# TASK
Pull every "well" line out of the data below.

Recorded data:
────────────────────
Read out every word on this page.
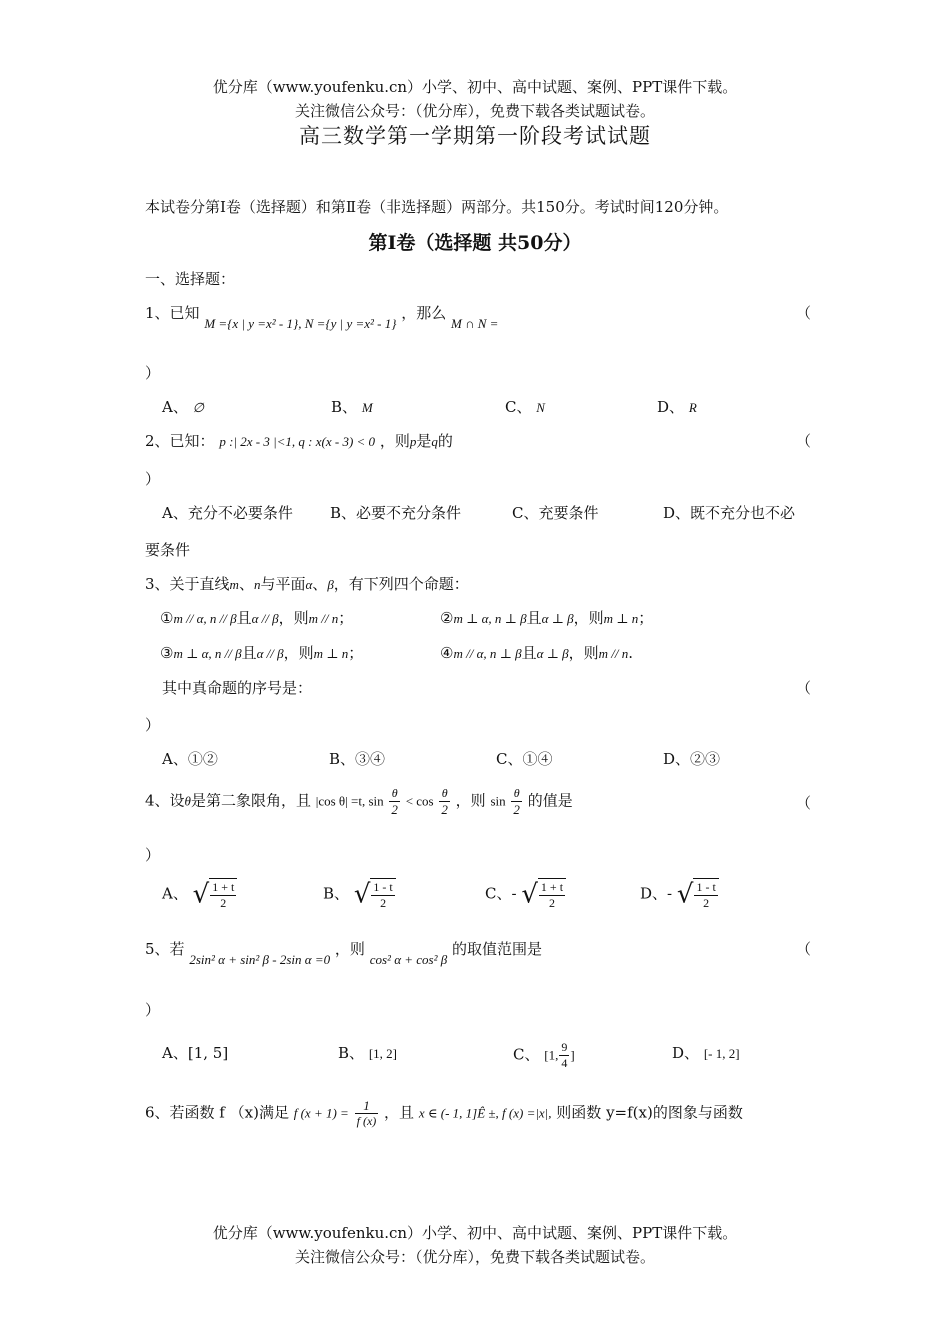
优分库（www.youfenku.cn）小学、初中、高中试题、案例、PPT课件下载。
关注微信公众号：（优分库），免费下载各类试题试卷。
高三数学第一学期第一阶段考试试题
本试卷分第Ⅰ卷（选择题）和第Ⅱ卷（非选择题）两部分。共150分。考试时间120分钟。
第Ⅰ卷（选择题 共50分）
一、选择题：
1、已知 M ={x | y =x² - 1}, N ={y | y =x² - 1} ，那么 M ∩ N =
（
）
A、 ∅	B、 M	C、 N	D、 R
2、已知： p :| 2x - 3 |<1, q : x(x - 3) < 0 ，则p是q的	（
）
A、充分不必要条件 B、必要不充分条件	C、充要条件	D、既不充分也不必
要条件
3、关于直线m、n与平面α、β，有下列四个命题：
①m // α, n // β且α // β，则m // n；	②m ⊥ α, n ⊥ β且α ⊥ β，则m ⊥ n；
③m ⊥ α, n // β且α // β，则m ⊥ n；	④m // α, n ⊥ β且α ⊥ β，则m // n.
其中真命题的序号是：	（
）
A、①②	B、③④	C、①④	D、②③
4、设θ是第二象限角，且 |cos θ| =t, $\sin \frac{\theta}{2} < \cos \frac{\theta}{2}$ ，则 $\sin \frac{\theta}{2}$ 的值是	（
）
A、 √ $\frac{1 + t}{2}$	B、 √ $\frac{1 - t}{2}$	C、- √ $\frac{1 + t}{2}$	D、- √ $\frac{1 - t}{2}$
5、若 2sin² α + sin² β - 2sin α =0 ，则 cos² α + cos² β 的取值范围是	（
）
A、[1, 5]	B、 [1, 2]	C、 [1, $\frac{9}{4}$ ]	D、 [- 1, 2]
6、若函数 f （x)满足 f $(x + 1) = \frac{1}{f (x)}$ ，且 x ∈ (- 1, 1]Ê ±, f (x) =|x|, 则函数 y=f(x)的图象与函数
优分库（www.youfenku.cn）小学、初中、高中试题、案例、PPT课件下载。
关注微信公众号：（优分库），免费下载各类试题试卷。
────────────────────
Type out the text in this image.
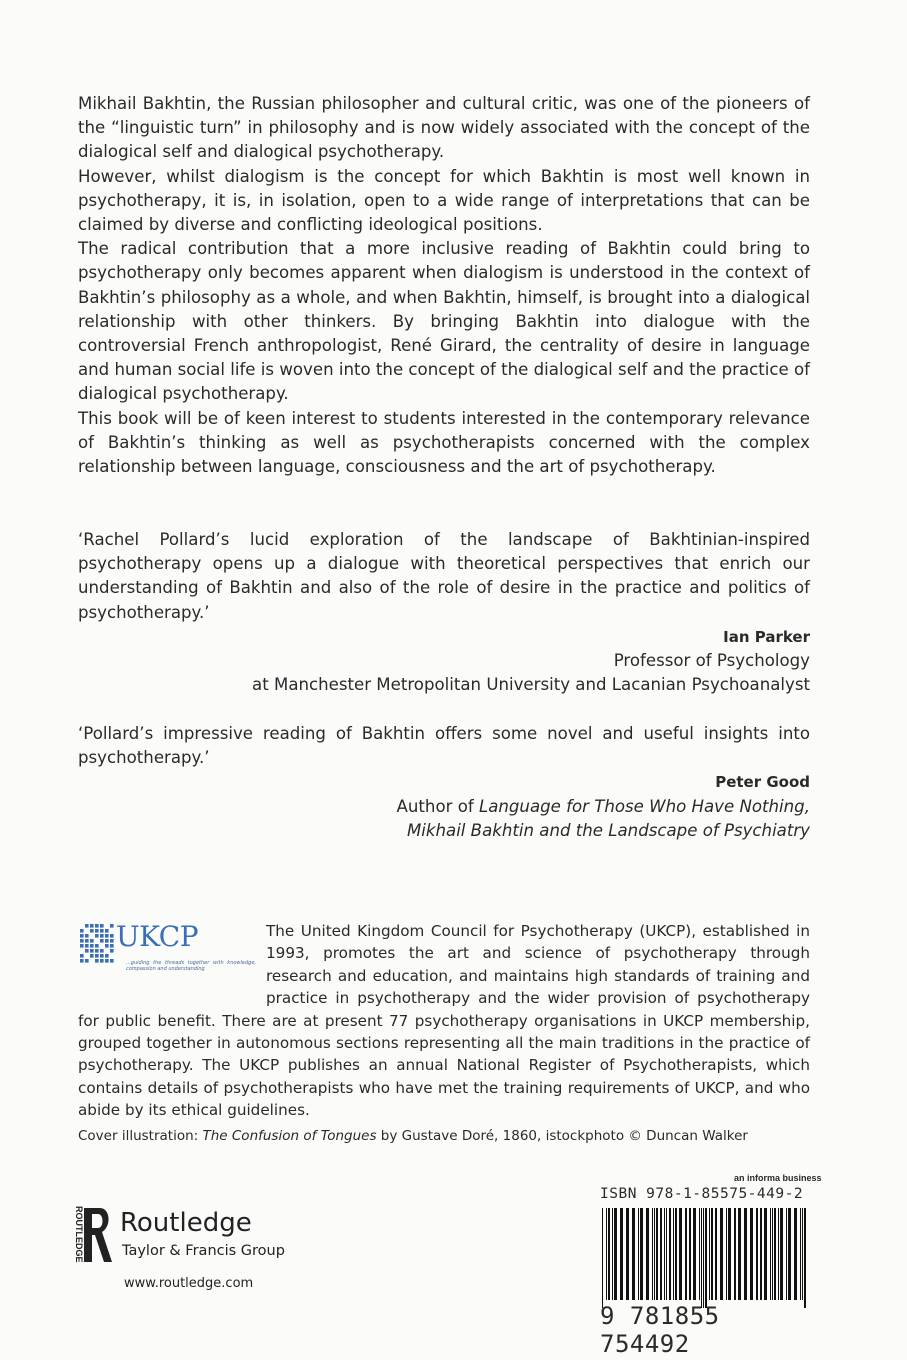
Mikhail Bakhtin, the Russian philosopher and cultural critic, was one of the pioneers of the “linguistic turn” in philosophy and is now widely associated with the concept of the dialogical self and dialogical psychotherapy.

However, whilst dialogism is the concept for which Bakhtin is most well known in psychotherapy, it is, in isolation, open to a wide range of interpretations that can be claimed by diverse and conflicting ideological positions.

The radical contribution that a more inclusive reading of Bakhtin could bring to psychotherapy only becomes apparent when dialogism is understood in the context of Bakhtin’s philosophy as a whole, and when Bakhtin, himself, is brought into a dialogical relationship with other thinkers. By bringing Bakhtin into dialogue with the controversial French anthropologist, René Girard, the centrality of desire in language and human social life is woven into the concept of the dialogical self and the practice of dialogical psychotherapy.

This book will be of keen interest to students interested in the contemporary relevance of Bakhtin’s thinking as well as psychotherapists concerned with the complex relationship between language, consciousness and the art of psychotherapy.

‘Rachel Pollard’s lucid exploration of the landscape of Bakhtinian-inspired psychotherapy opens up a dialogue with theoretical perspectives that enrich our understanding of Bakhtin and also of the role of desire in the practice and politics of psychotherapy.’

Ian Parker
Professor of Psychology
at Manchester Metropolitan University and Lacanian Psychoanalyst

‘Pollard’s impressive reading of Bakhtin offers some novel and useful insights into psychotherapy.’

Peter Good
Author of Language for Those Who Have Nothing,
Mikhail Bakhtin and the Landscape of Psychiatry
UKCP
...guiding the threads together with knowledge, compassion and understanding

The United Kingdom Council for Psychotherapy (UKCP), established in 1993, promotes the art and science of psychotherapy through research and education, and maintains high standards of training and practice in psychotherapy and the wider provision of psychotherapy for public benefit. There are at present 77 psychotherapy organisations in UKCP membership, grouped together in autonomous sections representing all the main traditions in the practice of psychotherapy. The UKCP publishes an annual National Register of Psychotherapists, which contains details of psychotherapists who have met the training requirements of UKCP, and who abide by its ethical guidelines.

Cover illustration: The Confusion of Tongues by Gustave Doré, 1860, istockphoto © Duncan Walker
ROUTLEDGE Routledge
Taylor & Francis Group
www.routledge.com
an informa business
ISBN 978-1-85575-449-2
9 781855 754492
────────────────────
# OUTPUT OF THE EXERCISE
However, whilst dialogism is the concept for which Bakhtin is most well known in psychotherapy, it is, in isolation, open to a wide range of interpretations that can be claimed by diverse and conflicting ideological positions.
This book will be of keen interest to students interested in the contemporary relevance of Bakhtin’s thinking as well as psychotherapists concerned with the complex relationship between language, consciousness and the art of psychotherapy.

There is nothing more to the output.